● THE REQUEST
Extract the entries in their exact form.

● GIVEN DATA
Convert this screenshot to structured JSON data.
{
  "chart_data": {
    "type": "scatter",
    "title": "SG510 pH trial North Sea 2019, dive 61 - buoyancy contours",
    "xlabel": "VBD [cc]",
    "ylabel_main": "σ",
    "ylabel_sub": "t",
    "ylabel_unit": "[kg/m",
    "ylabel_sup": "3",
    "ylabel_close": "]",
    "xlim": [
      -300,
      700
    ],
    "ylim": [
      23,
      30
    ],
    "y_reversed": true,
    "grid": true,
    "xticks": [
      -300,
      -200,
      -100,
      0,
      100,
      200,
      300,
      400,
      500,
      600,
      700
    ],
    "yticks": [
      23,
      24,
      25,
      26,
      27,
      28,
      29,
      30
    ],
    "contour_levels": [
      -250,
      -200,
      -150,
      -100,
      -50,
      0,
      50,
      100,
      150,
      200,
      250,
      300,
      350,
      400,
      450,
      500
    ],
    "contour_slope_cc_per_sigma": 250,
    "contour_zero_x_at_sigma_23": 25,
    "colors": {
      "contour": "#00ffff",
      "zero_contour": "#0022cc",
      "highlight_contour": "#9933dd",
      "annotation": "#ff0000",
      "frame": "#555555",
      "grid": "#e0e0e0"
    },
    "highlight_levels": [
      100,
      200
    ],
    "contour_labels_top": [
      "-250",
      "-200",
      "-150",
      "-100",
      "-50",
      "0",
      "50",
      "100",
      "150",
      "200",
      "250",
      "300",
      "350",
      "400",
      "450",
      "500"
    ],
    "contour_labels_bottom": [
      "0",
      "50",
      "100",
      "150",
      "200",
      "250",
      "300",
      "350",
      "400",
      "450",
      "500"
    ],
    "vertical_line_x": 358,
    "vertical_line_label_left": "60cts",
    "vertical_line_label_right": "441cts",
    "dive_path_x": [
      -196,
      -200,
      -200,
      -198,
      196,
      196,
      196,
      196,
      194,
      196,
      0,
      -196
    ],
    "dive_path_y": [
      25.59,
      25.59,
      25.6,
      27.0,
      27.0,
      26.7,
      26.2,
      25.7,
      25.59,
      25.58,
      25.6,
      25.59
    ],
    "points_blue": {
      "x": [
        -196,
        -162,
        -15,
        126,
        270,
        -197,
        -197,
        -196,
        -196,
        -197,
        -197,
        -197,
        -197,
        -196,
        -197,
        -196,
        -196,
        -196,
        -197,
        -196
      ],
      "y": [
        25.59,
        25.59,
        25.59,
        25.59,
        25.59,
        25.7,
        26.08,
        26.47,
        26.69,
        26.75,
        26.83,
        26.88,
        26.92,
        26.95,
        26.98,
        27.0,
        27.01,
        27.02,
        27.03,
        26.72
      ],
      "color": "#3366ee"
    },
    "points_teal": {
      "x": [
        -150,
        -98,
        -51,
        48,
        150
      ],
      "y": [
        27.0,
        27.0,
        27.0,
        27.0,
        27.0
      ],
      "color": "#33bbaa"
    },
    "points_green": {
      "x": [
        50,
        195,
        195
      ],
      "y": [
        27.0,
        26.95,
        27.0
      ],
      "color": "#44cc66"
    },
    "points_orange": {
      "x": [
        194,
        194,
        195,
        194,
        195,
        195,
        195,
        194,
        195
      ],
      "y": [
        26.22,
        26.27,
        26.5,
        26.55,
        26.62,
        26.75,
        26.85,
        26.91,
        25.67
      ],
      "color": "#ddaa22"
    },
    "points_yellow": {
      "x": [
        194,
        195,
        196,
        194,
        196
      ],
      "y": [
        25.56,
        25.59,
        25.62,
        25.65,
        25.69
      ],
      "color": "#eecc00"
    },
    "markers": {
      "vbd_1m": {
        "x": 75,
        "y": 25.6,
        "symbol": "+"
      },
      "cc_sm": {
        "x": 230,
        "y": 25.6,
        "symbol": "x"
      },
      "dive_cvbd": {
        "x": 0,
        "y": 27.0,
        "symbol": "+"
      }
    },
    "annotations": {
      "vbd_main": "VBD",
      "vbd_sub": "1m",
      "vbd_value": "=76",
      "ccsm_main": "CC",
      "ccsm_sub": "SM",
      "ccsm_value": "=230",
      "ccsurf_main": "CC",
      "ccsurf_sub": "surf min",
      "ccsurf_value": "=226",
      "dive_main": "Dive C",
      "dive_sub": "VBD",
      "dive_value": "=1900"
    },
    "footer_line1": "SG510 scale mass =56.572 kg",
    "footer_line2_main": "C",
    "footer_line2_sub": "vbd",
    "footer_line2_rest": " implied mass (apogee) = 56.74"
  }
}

● CORRECT OUTPUT
Convert this screenshot to structured JSON data.
{
  "chart_data": {
    "type": "scatter",
    "title": "SG510 pH trial North Sea 2019, dive 61 - buoyancy contours",
    "xlabel": "VBD [cc]",
    "ylabel_main": "σ",
    "ylabel_sub": "t",
    "ylabel_unit": "[kg/m",
    "ylabel_sup": "3",
    "ylabel_close": "]",
    "xlim": [
      -300,
      700
    ],
    "ylim": [
      23,
      30
    ],
    "y_reversed": true,
    "grid": true,
    "xticks": [
      -300,
      -200,
      -100,
      0,
      100,
      200,
      300,
      400,
      500,
      600,
      700
    ],
    "yticks": [
      23,
      24,
      25,
      26,
      27,
      28,
      29,
      30
    ],
    "contour_levels": [
      -250,
      -200,
      -150,
      -100,
      -50,
      0,
      50,
      100,
      150,
      200,
      250,
      300,
      350,
      400,
      450,
      500
    ],
    "contour_slope_cc_per_sigma": 250,
    "contour_zero_x_at_sigma_23": 25,
    "colors": {
      "contour": "#00ffff",
      "zero_contour": "#0022cc",
      "highlight_contour": "#9933dd",
      "annotation": "#ff0000",
      "frame": "#555555",
      "grid": "#e0e0e0"
    },
    "highlight_levels": [
      100,
      200
    ],
    "contour_labels_top": [
      "-250",
      "-200",
      "-150",
      "-100",
      "-50",
      "0",
      "50",
      "100",
      "150",
      "200",
      "250",
      "300",
      "350",
      "400",
      "450",
      "500"
    ],
    "contour_labels_bottom": [
      "0",
      "50",
      "100",
      "150",
      "200",
      "250",
      "300",
      "350",
      "400",
      "450",
      "500"
    ],
    "vertical_line_x": 358,
    "vertical_line_label_left": "60cts",
    "vertical_line_label_right": "441cts",
    "dive_path_x": [
      -196,
      -200,
      -200,
      -198,
      196,
      196,
      196,
      196,
      194,
      196,
      0,
      -196
    ],
    "dive_path_y": [
      25.59,
      25.59,
      25.6,
      27.0,
      27.0,
      26.7,
      26.2,
      25.7,
      25.59,
      25.58,
      25.6,
      25.59
    ],
    "points_blue": {
      "x": [
        -196,
        -162,
        -15,
        126,
        270,
        -197,
        -197,
        -196,
        -196,
        -197,
        -197,
        -197,
        -197,
        -196,
        -197,
        -196,
        -196,
        -196,
        -197,
        -196
      ],
      "y": [
        25.59,
        25.59,
        25.59,
        25.59,
        25.59,
        25.7,
        26.08,
        26.47,
        26.69,
        26.75,
        26.83,
        26.88,
        26.92,
        26.95,
        26.98,
        27.0,
        27.01,
        27.02,
        27.03,
        26.72
      ],
      "color": "#3366ee"
    },
    "points_teal": {
      "x": [
        -150,
        -98,
        -51,
        48,
        150
      ],
      "y": [
        27.0,
        27.0,
        27.0,
        27.0,
        27.0
      ],
      "color": "#33bbaa"
    },
    "points_green": {
      "x": [
        50,
        195,
        195
      ],
      "y": [
        27.0,
        26.95,
        27.0
      ],
      "color": "#44cc66"
    },
    "points_orange": {
      "x": [
        194,
        194,
        195,
        194,
        195,
        195,
        195,
        194,
        195
      ],
      "y": [
        26.22,
        26.27,
        26.5,
        26.55,
        26.62,
        26.75,
        26.85,
        26.91,
        25.67
      ],
      "color": "#ddaa22"
    },
    "points_yellow": {
      "x": [
        194,
        195,
        196,
        194,
        196
      ],
      "y": [
        25.56,
        25.59,
        25.62,
        25.65,
        25.69
      ],
      "color": "#eecc00"
    },
    "markers": {
      "vbd_1m": {
        "x": 75,
        "y": 25.6,
        "symbol": "+"
      },
      "cc_sm": {
        "x": 230,
        "y": 25.6,
        "symbol": "x"
      },
      "dive_cvbd": {
        "x": 0,
        "y": 27.0,
        "symbol": "+"
      }
    },
    "annotations": {
      "vbd_main": "VBD",
      "vbd_sub": "1m",
      "vbd_value": "=76",
      "ccsm_main": "CC",
      "ccsm_sub": "SM",
      "ccsm_value": "=230",
      "ccsurf_main": "CC",
      "ccsurf_sub": "surf min",
      "ccsurf_value": "=226",
      "dive_main": "Dive C",
      "dive_sub": "VBD",
      "dive_value": "=1900"
    },
    "footer_line1": "SG510 scale mass =56.572 kg",
    "footer_line2_main": "C",
    "footer_line2_sub": "vbd",
    "footer_line2_rest": " implied mass (apogee) = 56.74"
  }
}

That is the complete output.